Ben-Ami’s judgments are numerous, but two of his conclusions are worth special note. First, the history of peacemaking and withdrawal on the Israeli side is really a record of the conversion of hawks, not a consequence of the preaching of doves. The list of examples is compelling: Begin, Dayan, Rabin, Sharon and now Ehud Olmert. Second, Ben-Ami rightly asserts that it has taken years for Arabs and Israelis to begin to realize the limits of their ability to impose their will on one another. The evidence of this is now clear: The idea of Greater Israel is dead for all practical purposes, and so is the idea that the Palestinians can use armed struggle to end Israel’s occupation or force a comprehensive solution on issues such as Jerusalem, borders and refugees. Palestinians may rejoice in the fact that Greater Israel is dead, but they surely do not take heart in the sobering reality that death might also have come for the idea of a conflict-ending agreement that satisfies all their national aspirations.

*EXTRACTED INFORMATION*:
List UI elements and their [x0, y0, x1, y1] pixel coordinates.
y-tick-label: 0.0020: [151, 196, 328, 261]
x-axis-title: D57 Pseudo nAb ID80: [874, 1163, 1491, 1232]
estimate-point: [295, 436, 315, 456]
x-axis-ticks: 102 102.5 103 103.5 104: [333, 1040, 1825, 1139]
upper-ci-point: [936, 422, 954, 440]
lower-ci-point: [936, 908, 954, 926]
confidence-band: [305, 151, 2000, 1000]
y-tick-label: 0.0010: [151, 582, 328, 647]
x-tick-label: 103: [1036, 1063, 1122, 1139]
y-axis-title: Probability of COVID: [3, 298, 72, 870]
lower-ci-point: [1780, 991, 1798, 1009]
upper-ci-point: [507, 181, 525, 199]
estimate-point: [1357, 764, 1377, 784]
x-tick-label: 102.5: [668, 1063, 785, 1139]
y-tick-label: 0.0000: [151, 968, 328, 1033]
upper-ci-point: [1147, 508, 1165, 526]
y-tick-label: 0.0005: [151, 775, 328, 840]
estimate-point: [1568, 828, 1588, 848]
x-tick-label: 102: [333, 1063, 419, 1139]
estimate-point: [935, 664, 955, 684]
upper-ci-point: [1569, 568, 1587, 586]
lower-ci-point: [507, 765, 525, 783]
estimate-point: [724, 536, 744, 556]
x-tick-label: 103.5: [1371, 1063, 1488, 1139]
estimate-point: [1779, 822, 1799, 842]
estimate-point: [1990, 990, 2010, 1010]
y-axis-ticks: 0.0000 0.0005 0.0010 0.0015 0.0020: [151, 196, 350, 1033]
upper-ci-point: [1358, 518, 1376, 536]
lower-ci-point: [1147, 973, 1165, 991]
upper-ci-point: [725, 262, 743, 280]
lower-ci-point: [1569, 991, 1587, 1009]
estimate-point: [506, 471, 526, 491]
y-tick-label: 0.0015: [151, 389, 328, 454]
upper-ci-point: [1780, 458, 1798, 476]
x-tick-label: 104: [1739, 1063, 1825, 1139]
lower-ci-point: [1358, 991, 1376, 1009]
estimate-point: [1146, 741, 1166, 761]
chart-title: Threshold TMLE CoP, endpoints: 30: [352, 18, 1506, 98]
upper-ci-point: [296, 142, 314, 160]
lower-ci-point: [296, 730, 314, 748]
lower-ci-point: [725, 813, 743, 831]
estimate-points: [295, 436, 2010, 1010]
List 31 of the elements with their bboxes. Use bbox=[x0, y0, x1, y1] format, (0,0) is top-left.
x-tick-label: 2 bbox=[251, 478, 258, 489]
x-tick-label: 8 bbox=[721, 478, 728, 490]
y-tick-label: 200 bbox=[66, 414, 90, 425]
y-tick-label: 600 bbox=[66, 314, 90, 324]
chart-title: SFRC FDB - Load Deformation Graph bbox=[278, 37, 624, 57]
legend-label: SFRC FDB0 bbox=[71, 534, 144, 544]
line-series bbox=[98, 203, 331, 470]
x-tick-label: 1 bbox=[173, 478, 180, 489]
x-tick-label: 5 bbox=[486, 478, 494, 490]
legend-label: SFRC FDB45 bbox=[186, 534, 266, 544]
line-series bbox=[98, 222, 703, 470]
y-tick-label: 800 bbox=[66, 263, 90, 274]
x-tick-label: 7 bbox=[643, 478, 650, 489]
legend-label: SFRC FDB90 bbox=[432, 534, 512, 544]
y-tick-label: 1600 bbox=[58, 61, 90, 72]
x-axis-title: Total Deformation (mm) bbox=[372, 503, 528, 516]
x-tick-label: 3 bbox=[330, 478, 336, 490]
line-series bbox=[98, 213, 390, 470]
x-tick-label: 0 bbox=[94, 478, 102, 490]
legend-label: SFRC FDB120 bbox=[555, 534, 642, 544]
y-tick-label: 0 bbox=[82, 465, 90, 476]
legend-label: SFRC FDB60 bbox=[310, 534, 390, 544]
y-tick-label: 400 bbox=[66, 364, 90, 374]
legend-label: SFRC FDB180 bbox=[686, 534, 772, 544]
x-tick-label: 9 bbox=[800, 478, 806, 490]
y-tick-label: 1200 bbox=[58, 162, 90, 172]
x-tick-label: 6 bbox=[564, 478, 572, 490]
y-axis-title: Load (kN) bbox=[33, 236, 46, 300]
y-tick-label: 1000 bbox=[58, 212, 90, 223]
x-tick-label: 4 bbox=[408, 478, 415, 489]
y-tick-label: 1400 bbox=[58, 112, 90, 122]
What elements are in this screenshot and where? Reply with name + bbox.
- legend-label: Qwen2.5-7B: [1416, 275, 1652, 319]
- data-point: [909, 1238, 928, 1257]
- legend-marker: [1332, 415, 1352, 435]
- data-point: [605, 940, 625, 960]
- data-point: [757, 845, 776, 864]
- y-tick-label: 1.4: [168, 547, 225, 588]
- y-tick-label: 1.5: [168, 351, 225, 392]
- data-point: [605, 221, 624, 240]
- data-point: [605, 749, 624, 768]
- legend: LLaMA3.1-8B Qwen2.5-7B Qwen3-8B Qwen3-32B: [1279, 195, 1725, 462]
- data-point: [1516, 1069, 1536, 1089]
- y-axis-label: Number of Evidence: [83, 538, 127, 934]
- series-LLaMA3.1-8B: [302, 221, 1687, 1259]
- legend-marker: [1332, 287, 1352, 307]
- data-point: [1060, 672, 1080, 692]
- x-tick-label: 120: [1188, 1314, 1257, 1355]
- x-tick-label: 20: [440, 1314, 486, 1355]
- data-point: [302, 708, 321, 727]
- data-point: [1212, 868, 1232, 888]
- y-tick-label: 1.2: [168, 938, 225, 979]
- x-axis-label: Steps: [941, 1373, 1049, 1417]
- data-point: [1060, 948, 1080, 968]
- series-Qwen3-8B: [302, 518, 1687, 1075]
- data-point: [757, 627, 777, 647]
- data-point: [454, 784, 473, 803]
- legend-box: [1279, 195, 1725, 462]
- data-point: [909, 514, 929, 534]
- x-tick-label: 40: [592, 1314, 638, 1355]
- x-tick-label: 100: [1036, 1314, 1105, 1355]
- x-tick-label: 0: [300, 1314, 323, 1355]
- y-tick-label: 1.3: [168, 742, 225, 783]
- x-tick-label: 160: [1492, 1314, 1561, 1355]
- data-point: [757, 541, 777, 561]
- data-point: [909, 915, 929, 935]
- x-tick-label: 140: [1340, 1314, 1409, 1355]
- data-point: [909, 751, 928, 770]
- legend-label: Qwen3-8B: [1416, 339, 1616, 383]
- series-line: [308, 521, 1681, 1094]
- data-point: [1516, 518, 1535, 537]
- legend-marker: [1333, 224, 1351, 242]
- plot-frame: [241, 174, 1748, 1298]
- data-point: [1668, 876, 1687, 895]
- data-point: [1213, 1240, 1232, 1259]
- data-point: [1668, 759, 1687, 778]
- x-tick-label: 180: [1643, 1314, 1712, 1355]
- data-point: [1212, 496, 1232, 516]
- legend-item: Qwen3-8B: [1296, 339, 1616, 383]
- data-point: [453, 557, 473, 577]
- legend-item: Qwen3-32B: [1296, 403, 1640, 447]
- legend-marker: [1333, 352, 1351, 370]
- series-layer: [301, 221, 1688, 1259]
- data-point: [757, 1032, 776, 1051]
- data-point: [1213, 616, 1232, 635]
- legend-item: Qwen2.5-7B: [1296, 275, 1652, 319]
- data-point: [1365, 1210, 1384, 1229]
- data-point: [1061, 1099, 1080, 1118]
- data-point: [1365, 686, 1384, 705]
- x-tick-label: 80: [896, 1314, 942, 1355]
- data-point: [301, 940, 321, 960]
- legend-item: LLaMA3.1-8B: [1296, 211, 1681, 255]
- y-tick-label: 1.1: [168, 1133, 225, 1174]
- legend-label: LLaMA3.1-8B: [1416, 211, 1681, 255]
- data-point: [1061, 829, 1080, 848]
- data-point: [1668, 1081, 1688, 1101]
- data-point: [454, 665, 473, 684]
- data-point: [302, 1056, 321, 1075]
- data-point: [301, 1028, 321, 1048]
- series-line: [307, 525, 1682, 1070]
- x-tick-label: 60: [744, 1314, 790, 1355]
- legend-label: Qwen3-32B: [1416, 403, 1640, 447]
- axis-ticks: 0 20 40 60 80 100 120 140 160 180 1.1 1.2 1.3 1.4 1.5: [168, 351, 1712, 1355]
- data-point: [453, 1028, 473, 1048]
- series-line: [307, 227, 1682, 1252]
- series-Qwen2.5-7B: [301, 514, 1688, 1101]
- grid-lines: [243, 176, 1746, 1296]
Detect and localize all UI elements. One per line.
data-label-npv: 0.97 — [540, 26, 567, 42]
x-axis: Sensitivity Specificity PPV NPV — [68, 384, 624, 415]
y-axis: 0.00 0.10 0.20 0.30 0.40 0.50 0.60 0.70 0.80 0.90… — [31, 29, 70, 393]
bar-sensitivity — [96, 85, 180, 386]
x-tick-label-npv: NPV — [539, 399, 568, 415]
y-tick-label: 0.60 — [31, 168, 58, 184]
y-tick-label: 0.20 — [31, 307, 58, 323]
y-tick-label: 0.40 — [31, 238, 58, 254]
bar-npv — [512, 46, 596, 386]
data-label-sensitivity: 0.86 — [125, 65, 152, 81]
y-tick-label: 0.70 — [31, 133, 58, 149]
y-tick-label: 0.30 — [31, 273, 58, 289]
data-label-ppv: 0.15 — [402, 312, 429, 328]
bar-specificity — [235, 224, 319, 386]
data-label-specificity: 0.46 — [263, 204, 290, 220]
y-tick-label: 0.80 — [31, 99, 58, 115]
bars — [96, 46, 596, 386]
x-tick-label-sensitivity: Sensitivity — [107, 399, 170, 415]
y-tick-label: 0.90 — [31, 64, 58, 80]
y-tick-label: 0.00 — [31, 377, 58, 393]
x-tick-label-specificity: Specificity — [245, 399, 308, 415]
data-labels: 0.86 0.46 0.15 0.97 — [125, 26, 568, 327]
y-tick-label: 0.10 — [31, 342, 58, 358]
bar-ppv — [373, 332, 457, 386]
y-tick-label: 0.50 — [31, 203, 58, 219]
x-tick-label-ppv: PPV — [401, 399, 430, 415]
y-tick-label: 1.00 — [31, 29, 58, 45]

*REQUIRED WORK*:
A: Copy out the listing again word for word, starting with its first line and going on through the line with "y-axis-ticks: 0.0000 0.0005".
B: Carry on the passage about Ben-Ami's views on Israeli-Arab peacemaking from the point where it ends.

*SET OF ANSWERS*:
A:
List UI elements and their [x0, y0, x1, y1] pixel coordinates.
y-tick-label: 0.0020: [151, 196, 328, 261]
x-axis-title: D57 Pseudo nAb ID80: [874, 1163, 1491, 1232]
estimate-point: [295, 436, 315, 456]
x-axis-ticks: 102 102.5 103 103.5 104: [333, 1040, 1825, 1139]
upper-ci-point: [936, 422, 954, 440]
lower-ci-point: [936, 908, 954, 926]
confidence-band: [305, 151, 2000, 1000]
y-tick-label: 0.0010: [151, 582, 328, 647]
x-tick-label: 103: [1036, 1063, 1122, 1139]
y-axis-title: Probability of COVID: [3, 298, 72, 870]
lower-ci-point: [1780, 991, 1798, 1009]
upper-ci-point: [507, 181, 525, 199]
estimate-point: [1357, 764, 1377, 784]
x-tick-label: 102.5: [668, 1063, 785, 1139]
y-tick-label: 0.0000: [151, 968, 328, 1033]
upper-ci-point: [1147, 508, 1165, 526]
y-tick-label: 0.0005: [151, 775, 328, 840]
estimate-point: [1568, 828, 1588, 848]
x-tick-label: 102: [333, 1063, 419, 1139]
estimate-point: [935, 664, 955, 684]
upper-ci-point: [1569, 568, 1587, 586]
lower-ci-point: [507, 765, 525, 783]
estimate-point: [724, 536, 744, 556]
x-tick-label: 103.5: [1371, 1063, 1488, 1139]
estimate-point: [1779, 822, 1799, 842]
estimate-point: [1990, 990, 2010, 1010]
y-axis-ticks: 0.0000 0.0005 0.0010 0.0015 0.0020: [151, 196, 350, 1033]

B:
What is most noteworthy about Ben-Ami’s synthesis, however, is his critique of the Israeli approach toward peacemaking these many years. He has taken Abba Eban’s famous quip about Palestinians never missing an opportunity to miss an opportunity and applied it to Israelis. According to Ben-Ami, peace breakthroughs were largely initiated by the Arabs, not by the Israelis, and the Israelis responded only after external pressure or a major setback. He also suggests that the Israelis bear a measure of responsibility for their own predicament. For example, he writes that Ben-Gurion cultivated the perception of Israel as an embattled ghetto and laid the psychological conditions for the 1967 war. Similarly, in the period between 1970 and 1973 Israeli leaders rejected Sadat’s peace initiatives, one after another; in doing so, they brought on the October 1973 War, which could have been prevented had they read Sadat’s intentions correctly.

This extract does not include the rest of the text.